* **CHALLENGE**: Transcribe the lines below verbatim, skipping the images.

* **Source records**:

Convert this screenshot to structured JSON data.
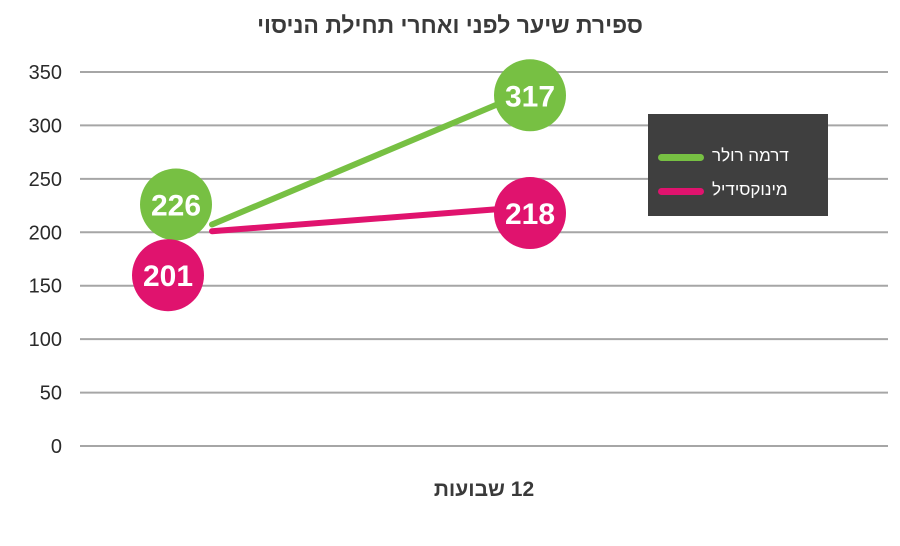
{
  "chart_data": {
    "type": "line",
    "title": "ספירת שיער לפני ואחרי תחילת הניסוי",
    "xlabel": "12 שבועות",
    "ylabel": "",
    "ylim": [
      0,
      350
    ],
    "yticks": [
      0,
      50,
      100,
      150,
      200,
      250,
      300,
      350
    ],
    "grid": true,
    "legend_position": "top-right",
    "series": [
      {
        "name": "דרמה רולר",
        "color": "#77c043",
        "values": [
          226,
          317
        ]
      },
      {
        "name": "מינוקסידיל",
        "color": "#e0136e",
        "values": [
          201,
          218
        ]
      }
    ]
  }
}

* **RESULT**:
Convert this screenshot to structured JSON data.
{
  "chart_data": {
    "type": "line",
    "title": "ספירת שיער לפני ואחרי תחילת הניסוי",
    "xlabel": "12 שבועות",
    "ylabel": "",
    "ylim": [
      0,
      350
    ],
    "yticks": [
      0,
      50,
      100,
      150,
      200,
      250,
      300,
      350
    ],
    "grid": true,
    "legend_position": "top-right",
    "series": [
      {
        "name": "דרמה רולר",
        "color": "#77c043",
        "values": [
          226,
          317
        ]
      },
      {
        "name": "מינוקסידיל",
        "color": "#e0136e",
        "values": [
          201,
          218
        ]
      }
    ]
  }
}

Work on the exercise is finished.